LISTING:
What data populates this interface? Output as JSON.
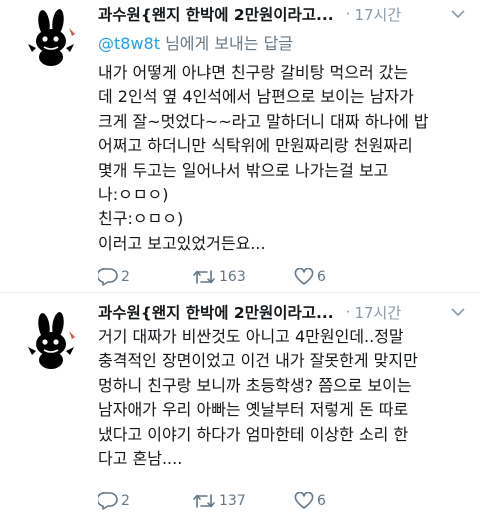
{
  "tweets": [
    {
      "author_name": "과수원{왠지 한박에 2만원이라고...",
      "dot": "·",
      "time": "17시간",
      "reply_prefix": "@t8w8t",
      "reply_suffix": " 님에게 보내는 답글",
      "lines": [
        "내가 어떻게 아냐면 친구랑 갈비탕 먹으러 갔는",
        "데 2인석 옆 4인석에서 남편으로 보이는 남자가",
        "크게 잘~멋었다~~라고 말하더니 대짜 하나에 밥",
        "어쩌고 하더니만 식탁위에 만원짜리랑 천원짜리",
        "몇개 두고는 일어나서 밖으로 나가는걸 보고",
        "나:ㅇㅁㅇ)",
        "친구:ㅇㅁㅇ)",
        "이러고 보고있었거든요..."
      ],
      "replies": "2",
      "retweets": "163",
      "likes": "6"
    },
    {
      "author_name": "과수원{왠지 한박에 2만원이라고...",
      "dot": "·",
      "time": "17시간",
      "lines": [
        "거기 대짜가 비싼것도 아니고 4만원인데..정말",
        "충격적인 장면이었고 이건 내가 잘못한게 맞지만",
        "멍하니 친구랑 보니까 초등학생? 쯤으로 보이는",
        "남자애가 우리 아빠는 옛날부터 저렇게 돈 따로",
        "냈다고 이야기 하다가 엄마한테 이상한 소리 한",
        "다고 혼남...."
      ],
      "replies": "2",
      "retweets": "137",
      "likes": "6"
    }
  ],
  "colors": {
    "text": "#14171a",
    "secondary": "#657786",
    "link": "#1da1f2",
    "divider": "#e6ecf0"
  },
  "icons": {
    "avatar": "black-rabbit-avatar",
    "menu": "chevron-down-icon",
    "reply": "reply-icon",
    "retweet": "retweet-icon",
    "like": "heart-icon"
  }
}
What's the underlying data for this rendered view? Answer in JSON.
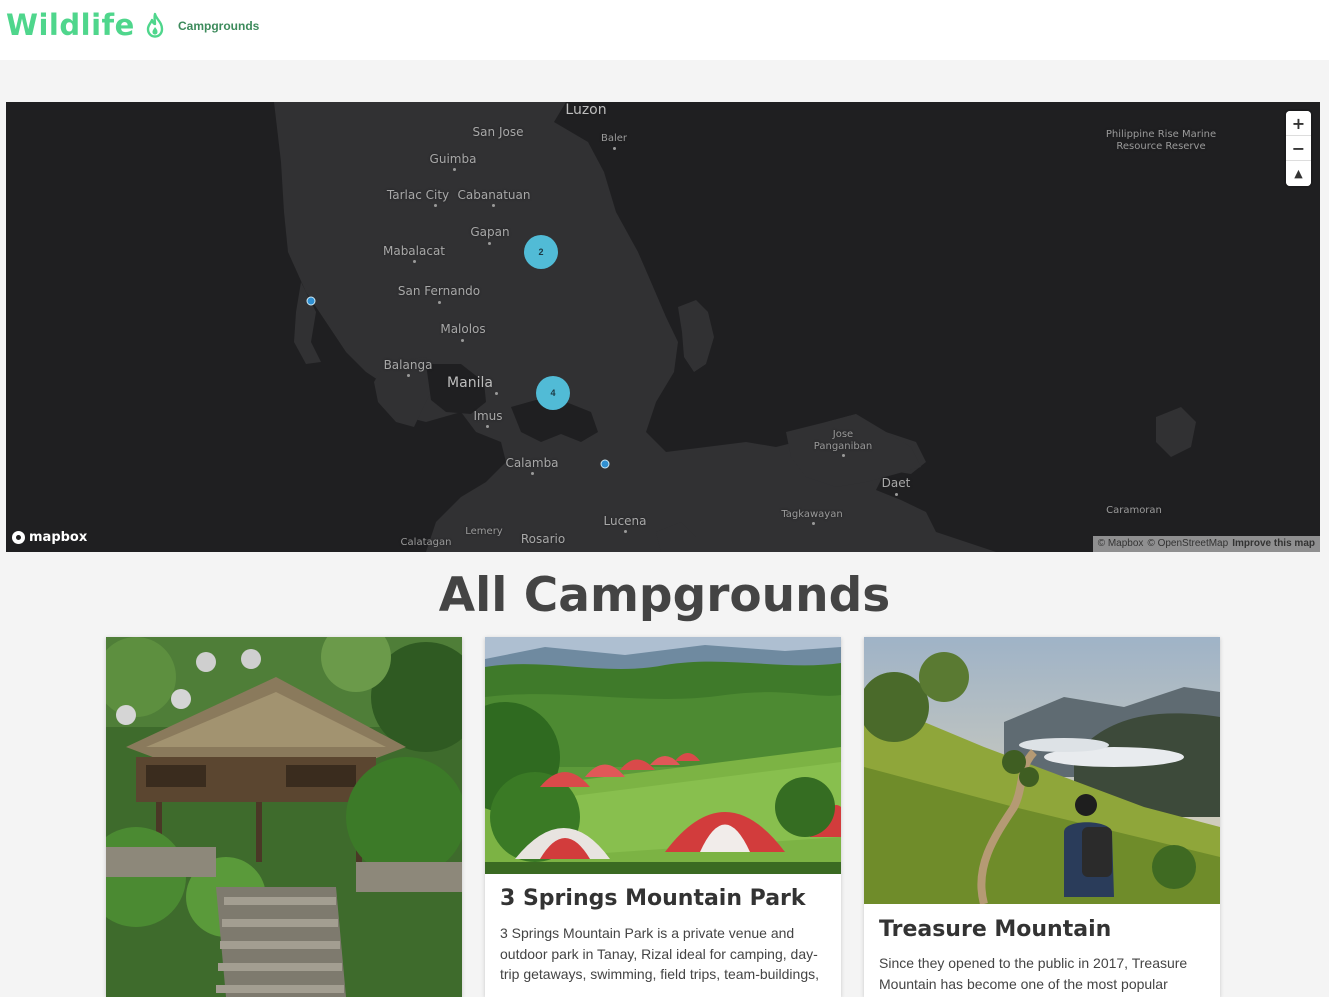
{
  "navbar": {
    "brand": "Wildlife",
    "brand_icon": "flame-icon",
    "links": [
      "Campgrounds"
    ]
  },
  "map": {
    "places": {
      "luzon": "Luzon",
      "san_jose": "San Jose",
      "baler": "Baler",
      "guimba": "Guimba",
      "tarlac": "Tarlac City",
      "cabanatuan": "Cabanatuan",
      "gapan": "Gapan",
      "mabalacat": "Mabalacat",
      "san_fernando": "San Fernando",
      "malolos": "Malolos",
      "balanga": "Balanga",
      "manila": "Manila",
      "imus": "Imus",
      "calamba": "Calamba",
      "lucena": "Lucena",
      "rosario": "Rosario",
      "lemery": "Lemery",
      "calatagan": "Calatagan",
      "tagkawayan": "Tagkawayan",
      "daet": "Daet",
      "caramoran": "Caramoran",
      "jose_panganiban_1": "Jose",
      "jose_panganiban_2": "Panganiban",
      "reserve_1": "Philippine Rise Marine",
      "reserve_2": "Resource Reserve"
    },
    "clusters": [
      "2",
      "4"
    ],
    "controls": {
      "zoom_in": "+",
      "zoom_out": "−",
      "compass": "▲"
    },
    "logo": "mapbox",
    "attribution": {
      "mapbox": "© Mapbox",
      "osm": "© OpenStreetMap",
      "improve": "Improve this map"
    },
    "colors": {
      "background": "#1f1f21",
      "land": "#313133",
      "cluster": "#51bbd6",
      "point": "#2f8fd1"
    }
  },
  "main": {
    "title": "All Campgrounds"
  },
  "cards": [
    {
      "title": "",
      "description": ""
    },
    {
      "title": "3 Springs Mountain Park",
      "description": "3 Springs Mountain Park is a private venue and outdoor park in Tanay, Rizal ideal for camping, day-trip getaways, swimming, field trips, team-buildings,"
    },
    {
      "title": "Treasure Mountain",
      "description": "Since they opened to the public in 2017, Treasure Mountain has become one of the most popular"
    }
  ]
}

STATED TASK:
Output a single number: how many lines contain the word "this".

SOLUTION TO THE EXERCISE:
3